• _WHAT YOU ARE ASKED TO DO_
Please retype the data in full and exactly; the pictures are not part of the copy.

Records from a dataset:

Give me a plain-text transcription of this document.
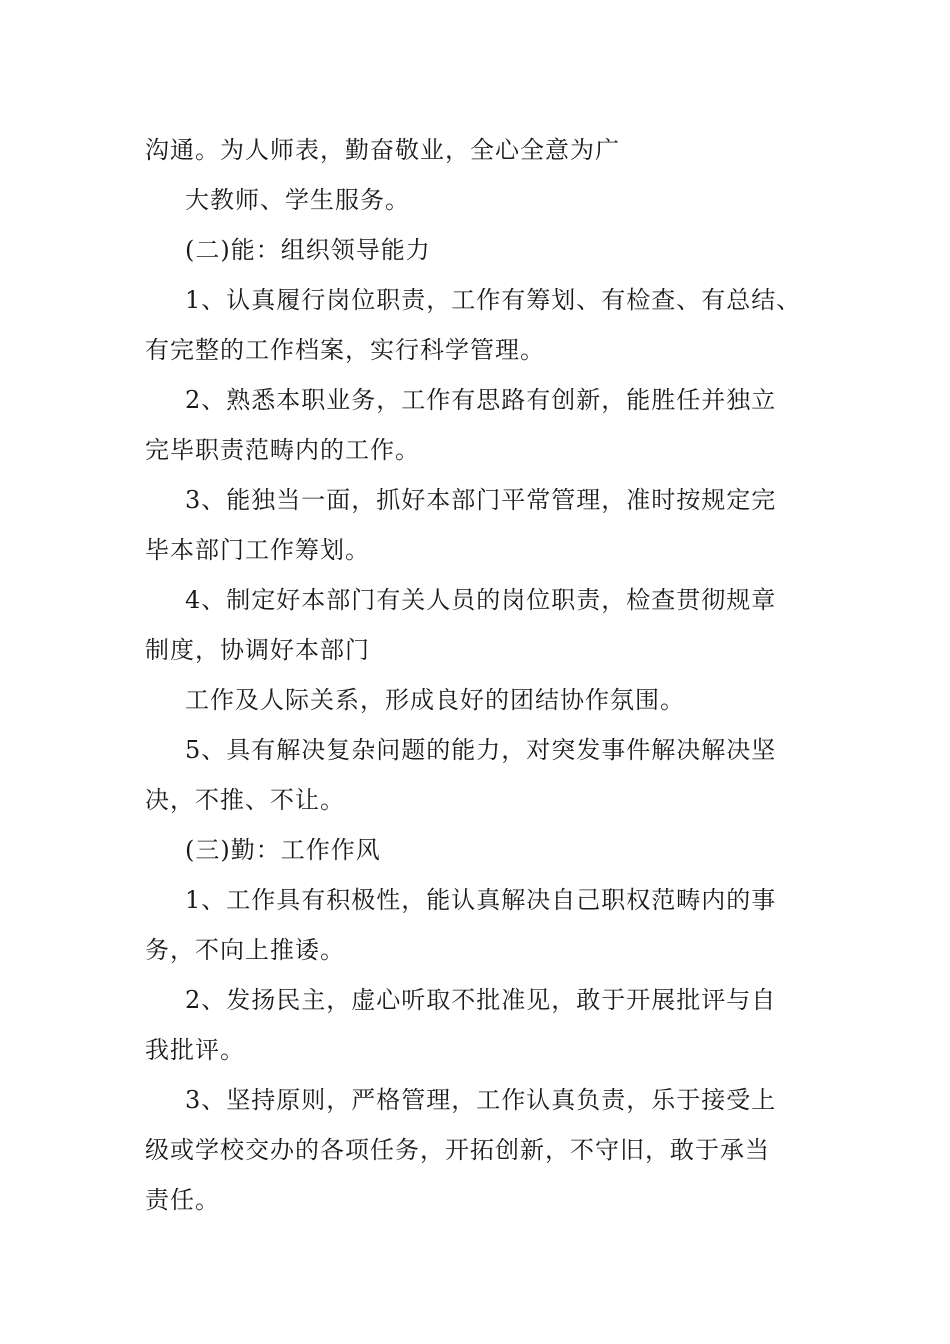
沟通。为人师表，勤奋敬业，全心全意为广
大教师、学生服务。
(二)能：组织领导能力
1、认真履行岗位职责，工作有筹划、有检查、有总结、
有完整的工作档案，实行科学管理。
2、熟悉本职业务，工作有思路有创新，能胜任并独立
完毕职责范畴内的工作。
3、能独当一面，抓好本部门平常管理，准时按规定完
毕本部门工作筹划。
4、制定好本部门有关人员的岗位职责，检查贯彻规章
制度，协调好本部门
工作及人际关系，形成良好的团结协作氛围。
5、具有解决复杂问题的能力，对突发事件解决解决坚
决，不推、不让。
(三)勤：工作作风
1、工作具有积极性，能认真解决自己职权范畴内的事
务，不向上推诿。
2、发扬民主，虚心听取不批准见，敢于开展批评与自
我批评。
3、坚持原则，严格管理，工作认真负责，乐于接受上
级或学校交办的各项任务，开拓创新，不守旧，敢于承当
责任。
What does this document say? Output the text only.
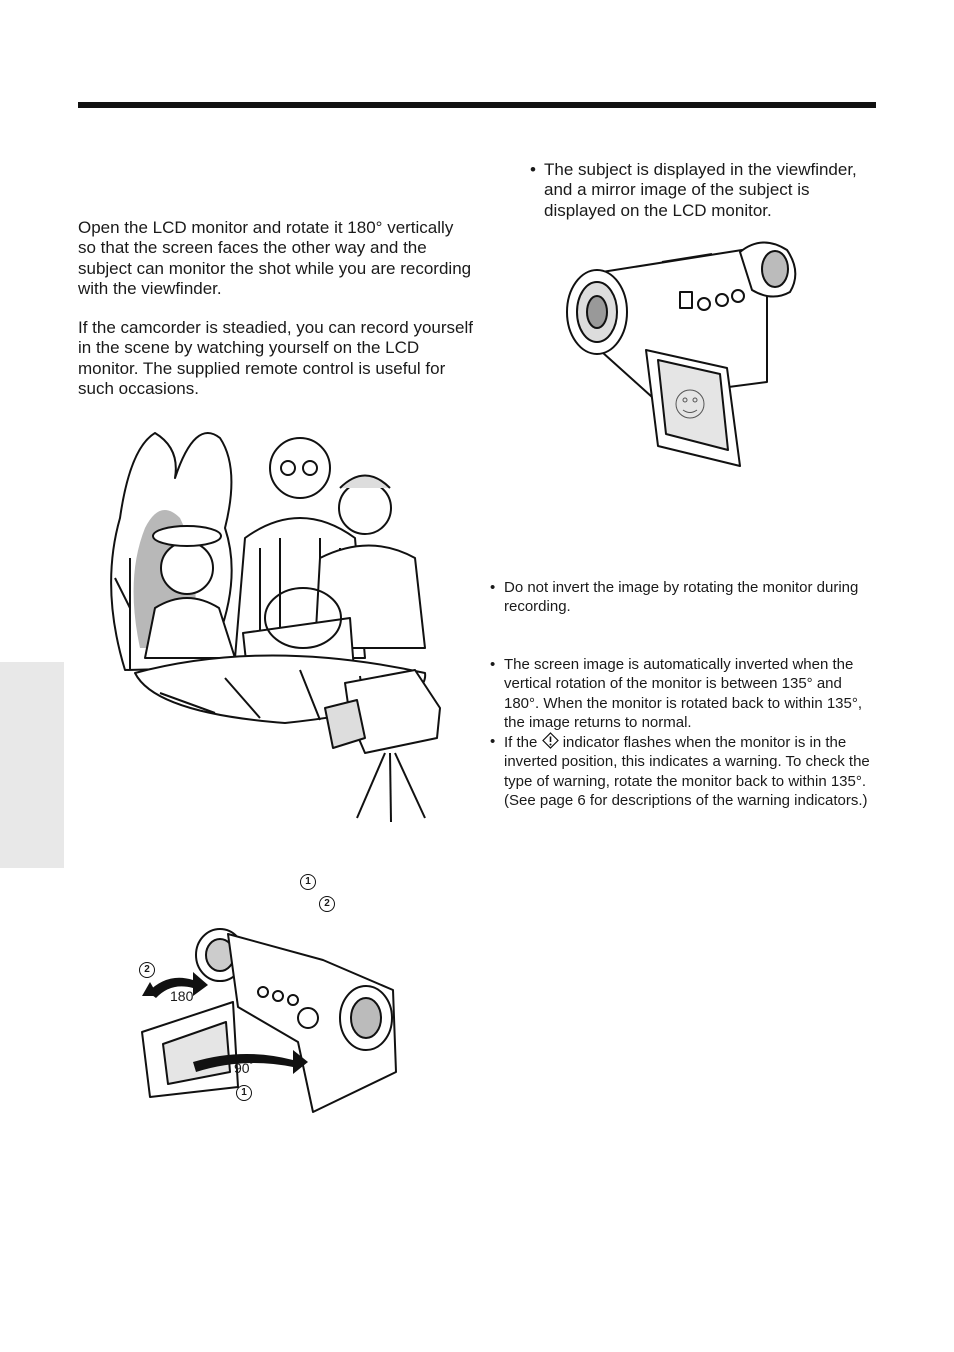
Open the LCD monitor and rotate it 180° vertically so that the screen faces the other way and the subject can monitor the shot while you are recording with the viewfinder.

If the camcorder is steadied, you can record yourself in the scene by watching yourself on the LCD monitor. The supplied remote control is useful for such occasions.

• The subject is displayed in the viewfinder, and a mirror image of the subject is displayed on the LCD monitor.
• Do not invert the image by rotating the monitor during recording.
• The screen image is automatically inverted when the vertical rotation of the monitor is between 135° and 180°. When the monitor is rotated back to within 135°, the image returns to normal.
• If the indicator flashes when the monitor is in the inverted position, this indicates a warning. To check the type of warning, rotate the monitor back to within 135°. (See page 6 for descriptions of the warning indicators.)
1
2
2
180°
90°
1
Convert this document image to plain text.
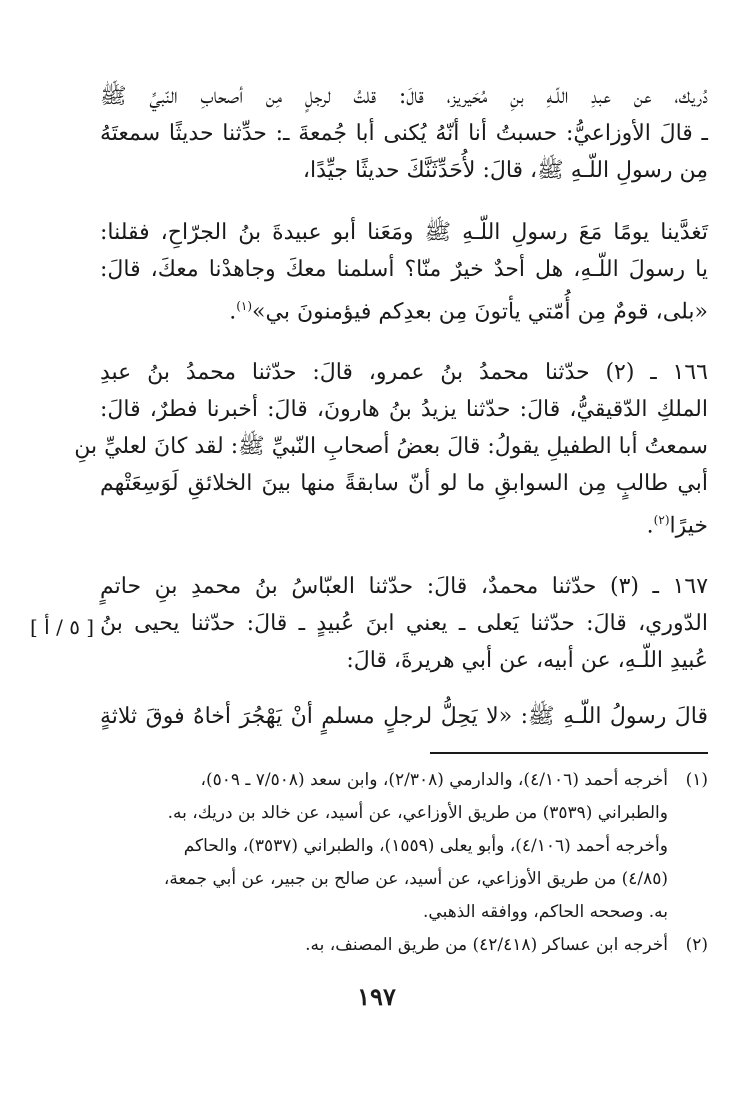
دُريك، عن عبدِ اللّـهِ بنِ مُحَيريز، قالَ: قلتُ لرجلٍ مِن أصحابِ النّبيِّ ﷺ
ـ قالَ الأوزاعيُّ: حسبتُ أنا أنّهُ يُكنى أبا جُمعةَ ـ: حدِّثنا حديثًا سمعتَهُ
مِن رسولِ اللّـهِ ﷺ، قالَ: لأُحَدِّثَنَّكَ حديثًا جيِّدًا،

تَغدَّينا يومًا مَعَ رسولِ اللّـهِ ﷺ ومَعَنا أبو عبيدةَ بنُ الجرّاحِ، فقلنا:
يا رسولَ اللّـهِ، هل أحدٌ خيرٌ منّا؟ أسلمنا معكَ وجاهدْنا معكَ، قالَ:
«بلى، قومٌ مِن أُمّتي يأتونَ مِن بعدِكم فيؤمنونَ بي»$^{(١)}$.

١٦٦ ـ (٢) حدّثنا محمدُ بنُ عمرو، قالَ: حدّثنا محمدُ بنُ عبدِ
الملكِ الدّقيقيُّ، قالَ: حدّثنا يزيدُ بنُ هارونَ، قالَ: أخبرنا فطرٌ، قالَ:
سمعتُ أبا الطفيلِ يقولُ: قالَ بعضُ أصحابِ النّبيِّ ﷺ: لقد كانَ لعليِّ بنِ
أبي طالبٍ مِن السوابقِ ما لو أنّ سابقةً منها بينَ الخلائقِ لَوَسِعَتْهم
خيرًا$^{(٢)}$.

١٦٧ ـ (٣) حدّثنا محمدٌ، قالَ: حدّثنا العبّاسُ بنُ محمدِ بنِ حاتمٍ
الدّوري، قالَ: حدّثنا يَعلى ـ يعني ابنَ عُبيدٍ ـ قالَ: حدّثنا يحيى بنُ
عُبيدِ اللّـهِ، عن أبيه، عن أبي هريرةَ، قالَ:

[ ٥ / أ ]

قالَ رسولُ اللّـهِ ﷺ: «لا يَحِلُّ لرجلٍ مسلمٍ أنْ يَهْجُرَ أخاهُ فوقَ ثلاثةٍ

(١)
أخرجه أحمد (٤/١٠٦)، والدارمي (٢/٣٠٨)، وابن سعد (٧/٥٠٨ ـ ٥٠٩)،
والطبراني (٣٥٣٩) من طريق الأوزاعي، عن أسيد، عن خالد بن دريك، به.
وأخرجه أحمد (٤/١٠٦)، وأبو يعلى (١٥٥٩)، والطبراني (٣٥٣٧)، والحاكم
(٤/٨٥) من طريق الأوزاعي، عن أسيد، عن صالح بن جبير، عن أبي جمعة،
به. وصححه الحاكم، ووافقه الذهبي.
(٢)
أخرجه ابن عساكر (٤٢/٤١٨) من طريق المصنف، به.
١٩٧
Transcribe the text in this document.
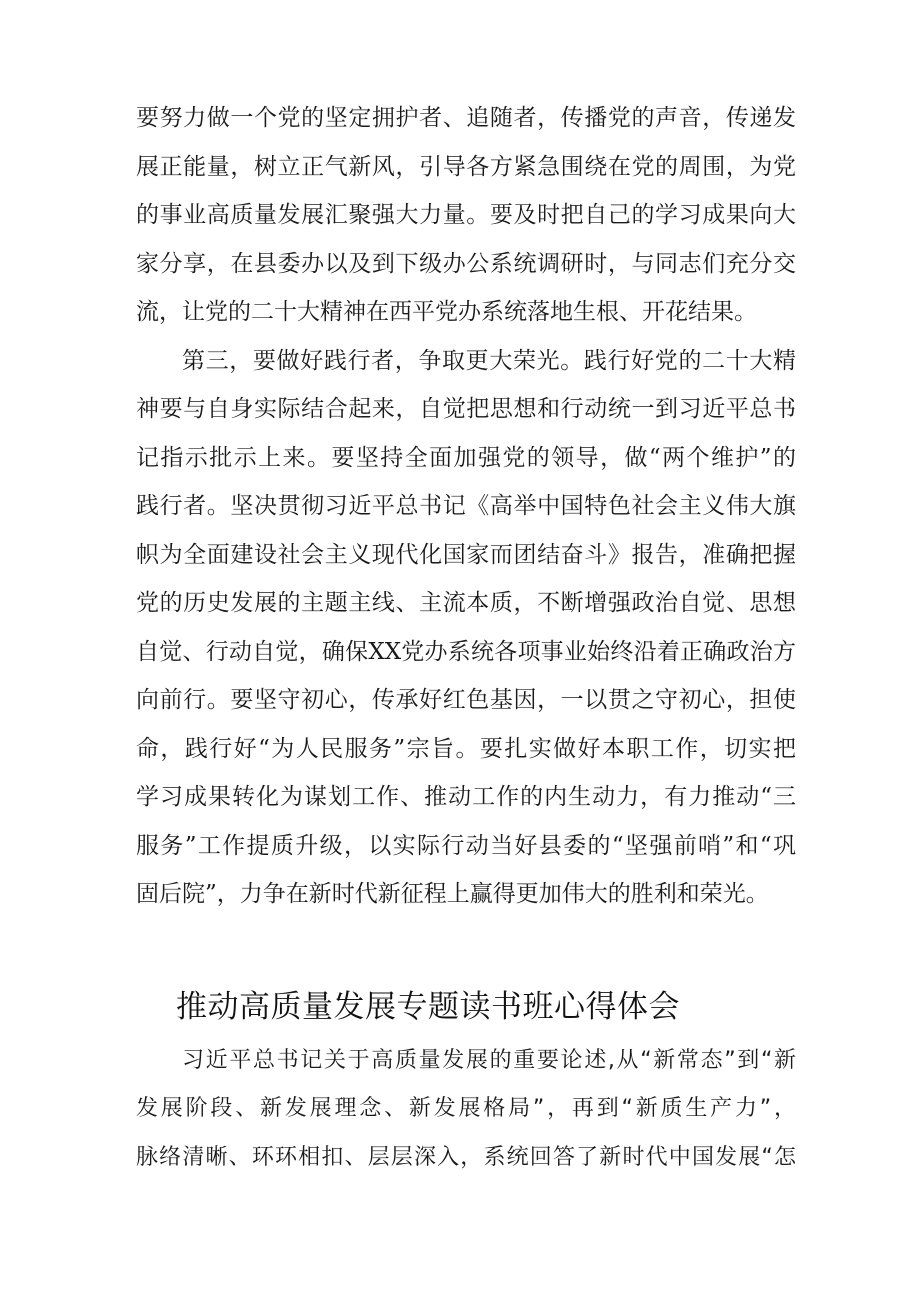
要努力做一个党的坚定拥护者、追随者，传播党的声音，传递发
展正能量，树立正气新风，引导各方紧急围绕在党的周围，为党
的事业高质量发展汇聚强大力量。要及时把自己的学习成果向大
家分享，在县委办以及到下级办公系统调研时，与同志们充分交
流，让党的二十大精神在西平党办系统落地生根、开花结果。
第三，要做好践行者，争取更大荣光。践行好党的二十大精
神要与自身实际结合起来，自觉把思想和行动统一到习近平总书
记指示批示上来。要坚持全面加强党的领导，做“两个维护”的
践行者。坚决贯彻习近平总书记《高举中国特色社会主义伟大旗
帜为全面建设社会主义现代化国家而团结奋斗》报告，准确把握
党的历史发展的主题主线、主流本质，不断增强政治自觉、思想
自觉、行动自觉，确保XX党办系统各项事业始终沿着正确政治方
向前行。要坚守初心，传承好红色基因，一以贯之守初心，担使
命，践行好“为人民服务”宗旨。要扎实做好本职工作，切实把
学习成果转化为谋划工作、推动工作的内生动力，有力推动“三
服务”工作提质升级，以实际行动当好县委的“坚强前哨”和“巩
固后院”，力争在新时代新征程上赢得更加伟大的胜利和荣光。
推动高质量发展专题读书班心得体会
习近平总书记关于高质量发展的重要论述,从“新常态”到“新
发展阶段、新发展理念、新发展格局”，再到“新质生产力”，
脉络清晰、环环相扣、层层深入，系统回答了新时代中国发展“怎
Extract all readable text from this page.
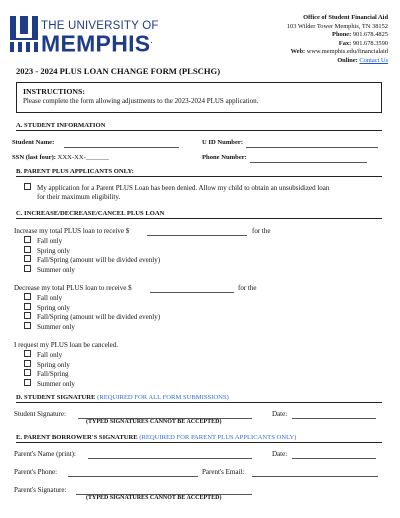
THE UNIVERSITY OF
MEMPHIS.
Office of Student Financial Aid
103 Wilder Tower Memphis, TN 38152
Phone: 901.678.4825
Fax: 901.678.3590
Web: www.memphis.edu/financialaid
Online: Contact Us
2023 - 2024 PLUS LOAN CHANGE FORM (PLSCHG)
INSTRUCTIONS:
Please complete the form allowing adjustments to the 2023-2024 PLUS application.
A. STUDENT INFORMATION
Student Name:	U ID Number:
SSN (last four): XXX-XX-_______	Phone Number:
B. PARENT PLUS APPLICANTS ONLY:
My application for a Parent PLUS Loan has been denied. Allow my child to obtain an unsubsidized loan
for their maximum eligibility.
C. INCREASE/DECREASE/CANCEL PLUS LOAN
Increase my total PLUS loan to receive $	for the
Fall only
Spring only
Fall/Spring (amount will be divided evenly)
Summer only
Decrease my total PLUS loan to receive $	for the
Fall only
Spring only
Fall/Spring (amount will be divided evenly)
Summer only
I request my PLUS loan be canceled.
Fall only
Spring only
Fall/Spring
Summer only
D. STUDENT SIGNATURE (REQUIRED FOR ALL FORM SUBMISSIONS)
Student Signature:	Date:
(TYPED SIGNATURES CANNOT BE ACCEPTED)
E. PARENT BORROWER'S SIGNATURE (REQUIRED FOR PARENT PLUS APPLICANTS ONLY)
Parent's Name (print):	Date:
Parent's Phone:	Parent's Email:
Parent's Signature:
(TYPED SIGNATURES CANNOT BE ACCEPTED)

• _THE ANSWER_
Give me a plain-text transcription of this document.
沟通。为人师表，勤奋敬业，全心全意为广
大教师、学生服务。
(二)能：组织领导能力
1、认真履行岗位职责，工作有筹划、有检查、有总结、
有完整的工作档案，实行科学管理。
2、熟悉本职业务，工作有思路有创新，能胜任并独立
完毕职责范畴内的工作。
3、能独当一面，抓好本部门平常管理，准时按规定完
毕本部门工作筹划。
4、制定好本部门有关人员的岗位职责，检查贯彻规章
制度，协调好本部门
工作及人际关系，形成良好的团结协作氛围。
5、具有解决复杂问题的能力，对突发事件解决解决坚
决，不推、不让。
(三)勤：工作作风
1、工作具有积极性，能认真解决自己职权范畴内的事
务，不向上推诿。
2、发扬民主，虚心听取不批准见，敢于开展批评与自
我批评。
3、坚持原则，严格管理，工作认真负责，乐于接受上
级或学校交办的各项任务，开拓创新，不守旧，敢于承当
责任。
What does this document say? Output the text only.
Open the LCD monitor and rotate it 180° vertically so that the screen faces the other way and the subject can monitor the shot while you are recording with the viewfinder.

If the camcorder is steadied, you can record yourself in the scene by watching yourself on the LCD monitor. The supplied remote control is useful for such occasions.

• The subject is displayed in the viewfinder, and a mirror image of the subject is displayed on the LCD monitor.
• Do not invert the image by rotating the monitor during recording.
• The screen image is automatically inverted when the vertical rotation of the monitor is between 135° and 180°. When the monitor is rotated back to within 135°, the image returns to normal.
• If the indicator flashes when the monitor is in the inverted position, this indicates a warning. To check the type of warning, rotate the monitor back to within 135°. (See page 6 for descriptions of the warning indicators.)
1
2
2
180°
90°
1
Convert this document image to plain text.
دُريك، عن عبدِ اللّـهِ بنِ مُحَيريز، قالَ: قلتُ لرجلٍ مِن أصحابِ النّبيِّ ﷺ
ـ قالَ الأوزاعيُّ: حسبتُ أنا أنّهُ يُكنى أبا جُمعةَ ـ: حدِّثنا حديثًا سمعتَهُ
مِن رسولِ اللّـهِ ﷺ، قالَ: لأُحَدِّثَنَّكَ حديثًا جيِّدًا،

تَغدَّينا يومًا مَعَ رسولِ اللّـهِ ﷺ ومَعَنا أبو عبيدةَ بنُ الجرّاحِ، فقلنا:
يا رسولَ اللّـهِ، هل أحدٌ خيرٌ منّا؟ أسلمنا معكَ وجاهدْنا معكَ، قالَ:
«بلى، قومٌ مِن أُمّتي يأتونَ مِن بعدِكم فيؤمنونَ بي»$^{(١)}$.

١٦٦ ـ (٢) حدّثنا محمدُ بنُ عمرو، قالَ: حدّثنا محمدُ بنُ عبدِ
الملكِ الدّقيقيُّ، قالَ: حدّثنا يزيدُ بنُ هارونَ، قالَ: أخبرنا فطرٌ، قالَ:
سمعتُ أبا الطفيلِ يقولُ: قالَ بعضُ أصحابِ النّبيِّ ﷺ: لقد كانَ لعليِّ بنِ
أبي طالبٍ مِن السوابقِ ما لو أنّ سابقةً منها بينَ الخلائقِ لَوَسِعَتْهم
خيرًا$^{(٢)}$.

١٦٧ ـ (٣) حدّثنا محمدٌ، قالَ: حدّثنا العبّاسُ بنُ محمدِ بنِ حاتمٍ
الدّوري، قالَ: حدّثنا يَعلى ـ يعني ابنَ عُبيدٍ ـ قالَ: حدّثنا يحيى بنُ
عُبيدِ اللّـهِ، عن أبيه، عن أبي هريرةَ، قالَ:

[ ٥ / أ ]

قالَ رسولُ اللّـهِ ﷺ: «لا يَحِلُّ لرجلٍ مسلمٍ أنْ يَهْجُرَ أخاهُ فوقَ ثلاثةٍ

(١)
أخرجه أحمد (٤/١٠٦)، والدارمي (٢/٣٠٨)، وابن سعد (٧/٥٠٨ ـ ٥٠٩)،
والطبراني (٣٥٣٩) من طريق الأوزاعي، عن أسيد، عن خالد بن دريك، به.
وأخرجه أحمد (٤/١٠٦)، وأبو يعلى (١٥٥٩)، والطبراني (٣٥٣٧)، والحاكم
(٤/٨٥) من طريق الأوزاعي، عن أسيد، عن صالح بن جبير، عن أبي جمعة،
به. وصححه الحاكم، ووافقه الذهبي.
(٢)
أخرجه ابن عساكر (٤٢/٤١٨) من طريق المصنف، به.
١٩٧
Transcribe the text in this document.
要努力做一个党的坚定拥护者、追随者，传播党的声音，传递发
展正能量，树立正气新风，引导各方紧急围绕在党的周围，为党
的事业高质量发展汇聚强大力量。要及时把自己的学习成果向大
家分享，在县委办以及到下级办公系统调研时，与同志们充分交
流，让党的二十大精神在西平党办系统落地生根、开花结果。
第三，要做好践行者，争取更大荣光。践行好党的二十大精
神要与自身实际结合起来，自觉把思想和行动统一到习近平总书
记指示批示上来。要坚持全面加强党的领导，做“两个维护”的
践行者。坚决贯彻习近平总书记《高举中国特色社会主义伟大旗
帜为全面建设社会主义现代化国家而团结奋斗》报告，准确把握
党的历史发展的主题主线、主流本质，不断增强政治自觉、思想
自觉、行动自觉，确保XX党办系统各项事业始终沿着正确政治方
向前行。要坚守初心，传承好红色基因，一以贯之守初心，担使
命，践行好“为人民服务”宗旨。要扎实做好本职工作，切实把
学习成果转化为谋划工作、推动工作的内生动力，有力推动“三
服务”工作提质升级，以实际行动当好县委的“坚强前哨”和“巩
固后院”，力争在新时代新征程上赢得更加伟大的胜利和荣光。
推动高质量发展专题读书班心得体会
习近平总书记关于高质量发展的重要论述,从“新常态”到“新
发展阶段、新发展理念、新发展格局”，再到“新质生产力”，
脉络清晰、环环相扣、层层深入，系统回答了新时代中国发展“怎
Extract all readable text from this page.
THE UNIVERSITY OF
MEMPHIS.
Office of Student Financial Aid
103 Wilder Tower Memphis, TN 38152
Phone: 901.678.4825
Fax: 901.678.3590
Web: www.memphis.edu/financialaid
Online: Contact Us
2023 - 2024 PLUS LOAN CHANGE FORM (PLSCHG)
INSTRUCTIONS:
Please complete the form allowing adjustments to the 2023-2024 PLUS application.
A. STUDENT INFORMATION
Student Name:	U ID Number:
SSN (last four): XXX-XX-_______	Phone Number:
B. PARENT PLUS APPLICANTS ONLY:
My application for a Parent PLUS Loan has been denied. Allow my child to obtain an unsubsidized loan
for their maximum eligibility.
C. INCREASE/DECREASE/CANCEL PLUS LOAN
Increase my total PLUS loan to receive $	for the
Fall only
Spring only
Fall/Spring (amount will be divided evenly)
Summer only
Decrease my total PLUS loan to receive $	for the
Fall only
Spring only
Fall/Spring (amount will be divided evenly)
Summer only
I request my PLUS loan be canceled.
Fall only
Spring only
Fall/Spring
Summer only
D. STUDENT SIGNATURE (REQUIRED FOR ALL FORM SUBMISSIONS)
Student Signature:	Date:
(TYPED SIGNATURES CANNOT BE ACCEPTED)
E. PARENT BORROWER'S SIGNATURE (REQUIRED FOR PARENT PLUS APPLICANTS ONLY)
Parent's Name (print):	Date:
Parent's Phone:	Parent's Email:
Parent's Signature:
(TYPED SIGNATURES CANNOT BE ACCEPTED)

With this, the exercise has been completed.